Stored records
....

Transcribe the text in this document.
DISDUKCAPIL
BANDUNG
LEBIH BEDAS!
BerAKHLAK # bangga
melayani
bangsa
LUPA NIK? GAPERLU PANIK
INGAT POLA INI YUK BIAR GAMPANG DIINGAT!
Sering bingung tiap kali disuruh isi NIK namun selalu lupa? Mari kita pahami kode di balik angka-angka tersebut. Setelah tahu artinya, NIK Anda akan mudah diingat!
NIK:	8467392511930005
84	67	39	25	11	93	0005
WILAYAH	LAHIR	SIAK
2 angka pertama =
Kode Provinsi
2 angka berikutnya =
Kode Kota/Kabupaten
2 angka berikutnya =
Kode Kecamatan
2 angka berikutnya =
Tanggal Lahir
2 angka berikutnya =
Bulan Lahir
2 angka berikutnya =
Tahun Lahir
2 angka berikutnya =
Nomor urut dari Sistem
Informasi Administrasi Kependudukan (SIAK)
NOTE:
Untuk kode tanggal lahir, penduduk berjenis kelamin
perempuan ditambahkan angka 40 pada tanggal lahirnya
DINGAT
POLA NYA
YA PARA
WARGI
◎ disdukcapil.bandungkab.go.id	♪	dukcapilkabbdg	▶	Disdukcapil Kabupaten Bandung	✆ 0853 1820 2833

....

__DO THIS__.
In the listing, find every line containing the word "SIAK" and list it.

__FINAL RESULT__.
WILAYAH	LAHIR	SIAK
Informasi Administrasi Kependudukan (SIAK)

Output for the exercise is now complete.